(TASK STATEMENT): Copy out every line of the records where the string "none" occurs.

BEGIN TASK DATA

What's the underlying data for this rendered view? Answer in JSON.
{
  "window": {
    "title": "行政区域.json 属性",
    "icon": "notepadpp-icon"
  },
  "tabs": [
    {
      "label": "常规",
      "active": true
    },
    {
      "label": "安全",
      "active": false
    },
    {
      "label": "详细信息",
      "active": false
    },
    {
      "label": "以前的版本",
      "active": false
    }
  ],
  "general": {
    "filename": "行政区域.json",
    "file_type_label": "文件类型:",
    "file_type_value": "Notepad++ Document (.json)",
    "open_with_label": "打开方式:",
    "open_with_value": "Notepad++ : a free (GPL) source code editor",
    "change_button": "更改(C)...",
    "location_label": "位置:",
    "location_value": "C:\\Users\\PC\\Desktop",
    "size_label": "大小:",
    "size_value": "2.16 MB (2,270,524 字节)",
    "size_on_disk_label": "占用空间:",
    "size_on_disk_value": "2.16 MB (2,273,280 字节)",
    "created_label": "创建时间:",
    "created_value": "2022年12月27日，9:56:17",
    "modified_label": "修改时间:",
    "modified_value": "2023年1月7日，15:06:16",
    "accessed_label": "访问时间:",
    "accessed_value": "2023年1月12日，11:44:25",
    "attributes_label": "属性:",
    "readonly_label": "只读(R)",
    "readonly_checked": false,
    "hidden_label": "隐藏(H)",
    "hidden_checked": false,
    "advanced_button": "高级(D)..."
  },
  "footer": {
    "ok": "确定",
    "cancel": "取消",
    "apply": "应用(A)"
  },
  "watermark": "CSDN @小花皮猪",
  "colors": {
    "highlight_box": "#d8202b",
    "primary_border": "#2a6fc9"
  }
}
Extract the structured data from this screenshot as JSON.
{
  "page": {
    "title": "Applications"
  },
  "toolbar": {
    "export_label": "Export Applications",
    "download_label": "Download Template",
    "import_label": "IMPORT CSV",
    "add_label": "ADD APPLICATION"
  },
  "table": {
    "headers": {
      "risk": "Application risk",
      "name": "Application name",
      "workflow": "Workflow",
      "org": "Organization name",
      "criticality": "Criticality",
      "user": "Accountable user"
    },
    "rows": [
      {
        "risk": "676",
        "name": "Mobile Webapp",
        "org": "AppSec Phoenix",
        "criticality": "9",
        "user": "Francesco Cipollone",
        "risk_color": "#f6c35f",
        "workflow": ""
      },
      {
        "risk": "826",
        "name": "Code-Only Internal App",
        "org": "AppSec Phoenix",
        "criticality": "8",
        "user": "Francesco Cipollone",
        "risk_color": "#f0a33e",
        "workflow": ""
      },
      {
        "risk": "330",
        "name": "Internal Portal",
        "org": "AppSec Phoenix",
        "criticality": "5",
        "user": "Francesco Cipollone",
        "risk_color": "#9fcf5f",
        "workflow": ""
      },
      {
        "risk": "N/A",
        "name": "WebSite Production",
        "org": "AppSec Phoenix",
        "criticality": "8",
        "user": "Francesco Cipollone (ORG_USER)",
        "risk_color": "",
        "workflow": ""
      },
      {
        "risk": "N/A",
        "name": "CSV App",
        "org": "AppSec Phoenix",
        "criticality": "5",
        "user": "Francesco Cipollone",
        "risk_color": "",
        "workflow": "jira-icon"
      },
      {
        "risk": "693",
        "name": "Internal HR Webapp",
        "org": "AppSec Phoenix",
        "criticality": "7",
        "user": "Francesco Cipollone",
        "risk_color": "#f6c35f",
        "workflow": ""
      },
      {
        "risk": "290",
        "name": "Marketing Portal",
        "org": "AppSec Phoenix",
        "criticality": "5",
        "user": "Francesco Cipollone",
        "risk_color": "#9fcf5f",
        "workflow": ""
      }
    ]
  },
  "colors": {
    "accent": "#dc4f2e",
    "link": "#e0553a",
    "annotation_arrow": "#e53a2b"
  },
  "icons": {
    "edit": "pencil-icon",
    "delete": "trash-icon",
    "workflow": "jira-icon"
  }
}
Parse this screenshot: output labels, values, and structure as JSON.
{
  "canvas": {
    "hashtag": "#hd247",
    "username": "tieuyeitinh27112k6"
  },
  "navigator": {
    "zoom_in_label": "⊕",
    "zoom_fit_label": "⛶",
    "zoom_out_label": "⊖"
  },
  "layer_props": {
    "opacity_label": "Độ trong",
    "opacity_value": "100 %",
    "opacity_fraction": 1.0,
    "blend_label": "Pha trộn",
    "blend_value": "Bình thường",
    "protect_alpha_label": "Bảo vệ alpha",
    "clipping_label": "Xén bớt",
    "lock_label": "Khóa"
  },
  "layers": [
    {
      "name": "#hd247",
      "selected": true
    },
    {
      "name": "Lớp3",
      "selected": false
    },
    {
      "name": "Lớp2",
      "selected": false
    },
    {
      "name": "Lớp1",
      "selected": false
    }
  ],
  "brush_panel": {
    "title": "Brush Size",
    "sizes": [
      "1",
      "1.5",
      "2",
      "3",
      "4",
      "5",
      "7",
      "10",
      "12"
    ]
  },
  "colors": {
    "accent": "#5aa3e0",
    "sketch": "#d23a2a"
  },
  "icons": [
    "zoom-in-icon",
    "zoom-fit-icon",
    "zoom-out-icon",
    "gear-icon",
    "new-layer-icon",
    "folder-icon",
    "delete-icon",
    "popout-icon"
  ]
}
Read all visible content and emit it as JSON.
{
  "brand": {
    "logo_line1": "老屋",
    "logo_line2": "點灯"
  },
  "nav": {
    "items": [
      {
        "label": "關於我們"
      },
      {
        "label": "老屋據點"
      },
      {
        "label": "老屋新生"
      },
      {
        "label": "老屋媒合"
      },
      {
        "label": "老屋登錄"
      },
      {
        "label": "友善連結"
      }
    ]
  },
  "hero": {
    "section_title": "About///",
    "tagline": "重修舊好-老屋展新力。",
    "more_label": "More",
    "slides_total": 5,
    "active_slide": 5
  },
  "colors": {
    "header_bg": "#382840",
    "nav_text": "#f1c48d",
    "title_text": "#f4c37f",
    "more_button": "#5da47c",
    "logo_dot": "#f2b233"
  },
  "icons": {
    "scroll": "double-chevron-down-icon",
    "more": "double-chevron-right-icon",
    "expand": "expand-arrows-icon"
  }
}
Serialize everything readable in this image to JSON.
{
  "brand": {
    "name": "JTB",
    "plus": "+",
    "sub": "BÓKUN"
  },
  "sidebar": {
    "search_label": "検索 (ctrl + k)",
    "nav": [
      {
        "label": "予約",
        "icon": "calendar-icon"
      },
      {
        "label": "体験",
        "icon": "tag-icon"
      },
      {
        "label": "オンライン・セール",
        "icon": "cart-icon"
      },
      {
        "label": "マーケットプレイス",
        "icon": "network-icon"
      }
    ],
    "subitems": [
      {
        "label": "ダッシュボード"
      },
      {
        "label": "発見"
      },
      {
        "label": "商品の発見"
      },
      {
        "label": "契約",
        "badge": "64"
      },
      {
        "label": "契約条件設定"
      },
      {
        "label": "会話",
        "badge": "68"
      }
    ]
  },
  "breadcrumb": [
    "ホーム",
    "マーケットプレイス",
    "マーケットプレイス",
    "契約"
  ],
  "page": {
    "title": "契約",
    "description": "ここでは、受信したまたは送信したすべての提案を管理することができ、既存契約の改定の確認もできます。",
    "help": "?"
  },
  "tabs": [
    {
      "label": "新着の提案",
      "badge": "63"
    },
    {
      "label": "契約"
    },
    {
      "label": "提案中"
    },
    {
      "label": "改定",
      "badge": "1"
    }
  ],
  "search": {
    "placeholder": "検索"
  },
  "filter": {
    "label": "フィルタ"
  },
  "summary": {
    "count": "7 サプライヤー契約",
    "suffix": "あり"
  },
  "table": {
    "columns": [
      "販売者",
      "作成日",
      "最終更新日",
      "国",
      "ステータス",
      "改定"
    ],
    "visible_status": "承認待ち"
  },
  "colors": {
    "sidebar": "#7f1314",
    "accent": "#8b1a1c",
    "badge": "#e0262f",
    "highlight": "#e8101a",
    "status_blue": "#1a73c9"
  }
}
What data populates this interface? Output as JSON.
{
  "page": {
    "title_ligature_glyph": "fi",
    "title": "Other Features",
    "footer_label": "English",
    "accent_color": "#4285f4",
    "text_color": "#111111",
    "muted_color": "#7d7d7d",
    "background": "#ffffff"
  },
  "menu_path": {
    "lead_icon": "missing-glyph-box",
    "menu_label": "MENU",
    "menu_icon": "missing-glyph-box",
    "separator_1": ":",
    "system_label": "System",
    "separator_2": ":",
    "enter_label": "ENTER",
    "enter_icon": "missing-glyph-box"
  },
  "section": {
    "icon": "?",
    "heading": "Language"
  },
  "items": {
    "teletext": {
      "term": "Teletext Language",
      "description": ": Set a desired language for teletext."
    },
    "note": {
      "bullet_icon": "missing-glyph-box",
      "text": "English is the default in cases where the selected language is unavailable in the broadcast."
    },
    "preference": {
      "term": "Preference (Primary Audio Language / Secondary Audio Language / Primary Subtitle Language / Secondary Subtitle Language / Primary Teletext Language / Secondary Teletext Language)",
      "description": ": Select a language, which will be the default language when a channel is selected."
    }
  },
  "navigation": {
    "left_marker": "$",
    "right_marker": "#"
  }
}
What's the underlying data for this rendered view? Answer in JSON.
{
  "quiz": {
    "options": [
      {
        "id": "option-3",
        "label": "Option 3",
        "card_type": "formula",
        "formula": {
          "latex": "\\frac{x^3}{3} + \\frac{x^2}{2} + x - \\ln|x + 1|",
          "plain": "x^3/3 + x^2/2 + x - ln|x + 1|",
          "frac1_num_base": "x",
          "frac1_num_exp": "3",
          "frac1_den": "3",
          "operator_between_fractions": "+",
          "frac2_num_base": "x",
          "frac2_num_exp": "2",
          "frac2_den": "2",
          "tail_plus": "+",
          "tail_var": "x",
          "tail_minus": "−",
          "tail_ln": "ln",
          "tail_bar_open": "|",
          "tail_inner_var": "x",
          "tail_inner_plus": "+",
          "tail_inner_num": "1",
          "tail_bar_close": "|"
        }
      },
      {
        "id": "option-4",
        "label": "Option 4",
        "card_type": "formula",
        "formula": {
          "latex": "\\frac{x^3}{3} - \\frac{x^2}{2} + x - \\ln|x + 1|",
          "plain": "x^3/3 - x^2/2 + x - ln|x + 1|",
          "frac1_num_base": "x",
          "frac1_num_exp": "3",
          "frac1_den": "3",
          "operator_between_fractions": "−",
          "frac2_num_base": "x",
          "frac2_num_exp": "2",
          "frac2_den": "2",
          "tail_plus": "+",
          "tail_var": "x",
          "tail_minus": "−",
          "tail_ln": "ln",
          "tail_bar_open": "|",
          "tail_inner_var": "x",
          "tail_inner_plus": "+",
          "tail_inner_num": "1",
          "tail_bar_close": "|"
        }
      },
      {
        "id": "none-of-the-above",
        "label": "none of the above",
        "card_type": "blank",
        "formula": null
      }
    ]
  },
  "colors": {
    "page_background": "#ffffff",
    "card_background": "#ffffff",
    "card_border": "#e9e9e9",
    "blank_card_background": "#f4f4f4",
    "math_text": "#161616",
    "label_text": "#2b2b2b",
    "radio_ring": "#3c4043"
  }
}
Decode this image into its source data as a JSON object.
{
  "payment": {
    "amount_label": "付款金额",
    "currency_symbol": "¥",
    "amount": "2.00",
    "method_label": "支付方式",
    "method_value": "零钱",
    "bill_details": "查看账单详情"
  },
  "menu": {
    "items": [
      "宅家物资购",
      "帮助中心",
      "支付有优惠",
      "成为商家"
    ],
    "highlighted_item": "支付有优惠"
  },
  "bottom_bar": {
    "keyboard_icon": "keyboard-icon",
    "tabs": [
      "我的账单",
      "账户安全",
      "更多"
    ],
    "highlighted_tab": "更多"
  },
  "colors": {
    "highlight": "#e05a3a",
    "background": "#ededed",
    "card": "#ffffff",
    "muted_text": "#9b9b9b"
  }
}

END TASK DATA

(FINAL RESULT):
        "id": "none-of-the-above",
        "label": "none of the above",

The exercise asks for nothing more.